- **任务要求**
数一数下列各行中有几行含有字符串“title”，只写出这个数。

━━━━━ 所给数据 ━━━━━

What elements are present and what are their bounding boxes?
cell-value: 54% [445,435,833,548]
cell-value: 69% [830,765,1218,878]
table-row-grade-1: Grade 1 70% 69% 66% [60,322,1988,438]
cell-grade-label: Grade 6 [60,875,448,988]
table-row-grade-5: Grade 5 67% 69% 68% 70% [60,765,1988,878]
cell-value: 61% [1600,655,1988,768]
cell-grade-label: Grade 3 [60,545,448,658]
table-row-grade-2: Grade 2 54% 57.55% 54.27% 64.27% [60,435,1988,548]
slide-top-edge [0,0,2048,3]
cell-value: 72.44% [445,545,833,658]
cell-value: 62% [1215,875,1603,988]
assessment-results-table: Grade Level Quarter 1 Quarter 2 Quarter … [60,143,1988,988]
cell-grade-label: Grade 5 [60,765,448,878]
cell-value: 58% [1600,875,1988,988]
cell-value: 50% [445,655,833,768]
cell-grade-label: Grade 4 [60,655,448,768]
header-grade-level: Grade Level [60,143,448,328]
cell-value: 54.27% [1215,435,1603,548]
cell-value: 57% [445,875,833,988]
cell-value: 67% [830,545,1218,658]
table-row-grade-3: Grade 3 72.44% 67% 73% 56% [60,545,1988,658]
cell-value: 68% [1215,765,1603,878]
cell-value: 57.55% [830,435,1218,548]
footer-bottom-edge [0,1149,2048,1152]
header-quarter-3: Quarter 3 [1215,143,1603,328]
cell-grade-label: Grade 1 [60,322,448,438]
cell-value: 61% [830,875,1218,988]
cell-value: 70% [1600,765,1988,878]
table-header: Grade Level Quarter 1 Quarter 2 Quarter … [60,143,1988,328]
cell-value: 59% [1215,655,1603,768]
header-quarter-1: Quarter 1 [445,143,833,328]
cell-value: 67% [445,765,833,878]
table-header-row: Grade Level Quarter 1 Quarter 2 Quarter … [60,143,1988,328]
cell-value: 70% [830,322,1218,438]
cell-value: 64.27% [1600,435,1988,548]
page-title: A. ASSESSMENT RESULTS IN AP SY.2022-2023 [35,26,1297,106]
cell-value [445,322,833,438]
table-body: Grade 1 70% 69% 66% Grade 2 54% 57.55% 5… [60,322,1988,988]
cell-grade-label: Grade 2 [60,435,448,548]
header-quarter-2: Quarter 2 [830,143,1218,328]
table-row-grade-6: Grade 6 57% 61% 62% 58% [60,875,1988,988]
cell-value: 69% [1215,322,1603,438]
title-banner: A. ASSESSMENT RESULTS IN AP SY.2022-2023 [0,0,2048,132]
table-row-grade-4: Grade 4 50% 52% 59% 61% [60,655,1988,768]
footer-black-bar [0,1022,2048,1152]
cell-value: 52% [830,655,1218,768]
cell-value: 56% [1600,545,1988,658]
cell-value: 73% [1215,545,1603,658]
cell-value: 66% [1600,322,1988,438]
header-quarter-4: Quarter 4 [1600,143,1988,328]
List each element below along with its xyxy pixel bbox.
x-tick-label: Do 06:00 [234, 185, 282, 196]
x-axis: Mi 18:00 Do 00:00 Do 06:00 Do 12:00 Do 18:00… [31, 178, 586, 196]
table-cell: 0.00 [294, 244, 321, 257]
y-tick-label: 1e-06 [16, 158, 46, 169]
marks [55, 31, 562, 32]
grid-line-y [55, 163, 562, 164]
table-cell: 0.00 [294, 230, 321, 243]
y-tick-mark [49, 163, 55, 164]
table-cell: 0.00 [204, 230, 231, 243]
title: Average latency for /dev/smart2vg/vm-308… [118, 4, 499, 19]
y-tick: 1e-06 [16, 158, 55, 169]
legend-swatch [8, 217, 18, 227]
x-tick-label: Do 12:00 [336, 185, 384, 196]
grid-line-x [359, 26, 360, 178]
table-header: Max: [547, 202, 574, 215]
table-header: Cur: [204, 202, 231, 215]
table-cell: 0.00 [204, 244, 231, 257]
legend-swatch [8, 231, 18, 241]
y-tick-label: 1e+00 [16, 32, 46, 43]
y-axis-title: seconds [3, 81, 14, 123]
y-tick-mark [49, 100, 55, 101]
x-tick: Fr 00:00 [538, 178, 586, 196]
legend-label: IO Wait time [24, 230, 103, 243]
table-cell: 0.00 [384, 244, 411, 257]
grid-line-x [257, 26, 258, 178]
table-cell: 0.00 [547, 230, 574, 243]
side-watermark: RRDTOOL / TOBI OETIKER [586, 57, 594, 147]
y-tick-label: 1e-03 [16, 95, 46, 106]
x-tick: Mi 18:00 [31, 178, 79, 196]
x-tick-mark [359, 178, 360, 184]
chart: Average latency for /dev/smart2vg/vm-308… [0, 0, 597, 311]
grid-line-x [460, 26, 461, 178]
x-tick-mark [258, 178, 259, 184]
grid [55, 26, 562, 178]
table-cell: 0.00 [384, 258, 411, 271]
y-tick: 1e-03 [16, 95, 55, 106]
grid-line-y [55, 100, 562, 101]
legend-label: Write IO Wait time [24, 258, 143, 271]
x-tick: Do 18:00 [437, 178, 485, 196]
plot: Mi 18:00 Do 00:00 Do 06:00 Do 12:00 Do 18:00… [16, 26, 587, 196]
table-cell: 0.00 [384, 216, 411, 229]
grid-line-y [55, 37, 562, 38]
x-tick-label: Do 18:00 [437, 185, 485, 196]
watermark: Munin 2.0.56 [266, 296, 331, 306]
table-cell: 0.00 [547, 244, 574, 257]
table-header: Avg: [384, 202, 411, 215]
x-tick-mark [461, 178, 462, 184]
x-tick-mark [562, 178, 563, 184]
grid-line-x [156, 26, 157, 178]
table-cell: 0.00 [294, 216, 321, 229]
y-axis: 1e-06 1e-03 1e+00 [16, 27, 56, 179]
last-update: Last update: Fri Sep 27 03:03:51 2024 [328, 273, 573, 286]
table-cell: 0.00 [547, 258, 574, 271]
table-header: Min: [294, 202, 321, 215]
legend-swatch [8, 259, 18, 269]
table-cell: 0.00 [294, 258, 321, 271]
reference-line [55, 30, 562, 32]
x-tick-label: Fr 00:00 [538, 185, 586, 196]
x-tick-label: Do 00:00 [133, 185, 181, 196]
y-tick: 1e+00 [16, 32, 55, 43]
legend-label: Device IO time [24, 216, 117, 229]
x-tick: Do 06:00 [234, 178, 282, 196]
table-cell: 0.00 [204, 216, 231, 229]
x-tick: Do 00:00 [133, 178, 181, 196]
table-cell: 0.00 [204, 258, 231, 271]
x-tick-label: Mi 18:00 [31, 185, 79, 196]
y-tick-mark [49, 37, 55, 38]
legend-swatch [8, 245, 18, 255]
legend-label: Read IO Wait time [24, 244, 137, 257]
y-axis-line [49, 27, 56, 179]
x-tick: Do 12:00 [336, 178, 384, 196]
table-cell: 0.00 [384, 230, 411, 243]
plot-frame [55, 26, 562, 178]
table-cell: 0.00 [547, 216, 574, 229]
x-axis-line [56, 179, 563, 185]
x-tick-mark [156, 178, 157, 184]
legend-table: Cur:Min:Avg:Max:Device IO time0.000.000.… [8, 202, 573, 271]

━━━━━

- **最终答案**
4